- [Data extracted from a collection]

--- BEGIN ---

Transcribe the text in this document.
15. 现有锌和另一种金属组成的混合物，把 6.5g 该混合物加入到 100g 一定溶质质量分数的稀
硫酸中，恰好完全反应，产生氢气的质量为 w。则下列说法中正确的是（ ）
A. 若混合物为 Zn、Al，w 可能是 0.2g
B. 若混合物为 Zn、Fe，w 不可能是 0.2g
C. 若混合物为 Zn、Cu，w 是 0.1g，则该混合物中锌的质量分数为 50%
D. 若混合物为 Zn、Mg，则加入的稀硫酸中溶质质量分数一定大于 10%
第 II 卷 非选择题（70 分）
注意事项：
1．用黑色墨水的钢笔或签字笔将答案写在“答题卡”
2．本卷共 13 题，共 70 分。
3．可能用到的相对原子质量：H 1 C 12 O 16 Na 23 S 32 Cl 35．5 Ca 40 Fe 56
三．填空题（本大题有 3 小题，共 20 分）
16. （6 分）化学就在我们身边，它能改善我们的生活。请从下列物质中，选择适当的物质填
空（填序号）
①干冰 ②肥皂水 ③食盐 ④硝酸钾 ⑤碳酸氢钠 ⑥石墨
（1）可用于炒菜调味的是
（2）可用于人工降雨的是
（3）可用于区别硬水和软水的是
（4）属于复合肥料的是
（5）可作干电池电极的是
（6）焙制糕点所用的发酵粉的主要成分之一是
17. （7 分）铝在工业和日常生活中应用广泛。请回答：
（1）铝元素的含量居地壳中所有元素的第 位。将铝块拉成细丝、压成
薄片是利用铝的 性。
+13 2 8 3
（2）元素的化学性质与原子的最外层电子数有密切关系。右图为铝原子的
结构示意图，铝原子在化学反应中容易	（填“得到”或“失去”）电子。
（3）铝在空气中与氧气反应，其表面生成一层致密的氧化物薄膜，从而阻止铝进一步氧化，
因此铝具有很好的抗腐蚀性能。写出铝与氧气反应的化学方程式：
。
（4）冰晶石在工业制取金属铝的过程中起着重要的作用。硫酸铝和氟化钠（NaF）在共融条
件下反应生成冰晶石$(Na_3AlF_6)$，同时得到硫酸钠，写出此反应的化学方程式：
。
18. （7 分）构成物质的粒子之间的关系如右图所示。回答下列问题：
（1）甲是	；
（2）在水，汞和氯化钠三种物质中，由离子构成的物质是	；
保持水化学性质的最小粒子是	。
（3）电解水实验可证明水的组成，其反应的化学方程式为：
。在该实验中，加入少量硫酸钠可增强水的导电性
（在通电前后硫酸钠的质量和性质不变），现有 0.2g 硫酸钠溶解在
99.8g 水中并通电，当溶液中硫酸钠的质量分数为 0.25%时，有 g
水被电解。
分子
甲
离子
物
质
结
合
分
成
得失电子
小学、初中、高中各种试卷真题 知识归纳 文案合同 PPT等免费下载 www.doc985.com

--- END ---

- [GIVEN REQUEST] Each line above that holds the string "若混合物为" should be copied and shown.

- [THE ANSWER]
A. 若混合物为 Zn、Al，w 可能是 0.2g
B. 若混合物为 Zn、Fe，w 不可能是 0.2g
C. 若混合物为 Zn、Cu，w 是 0.1g，则该混合物中锌的质量分数为 50%
D. 若混合物为 Zn、Mg，则加入的稀硫酸中溶质质量分数一定大于 10%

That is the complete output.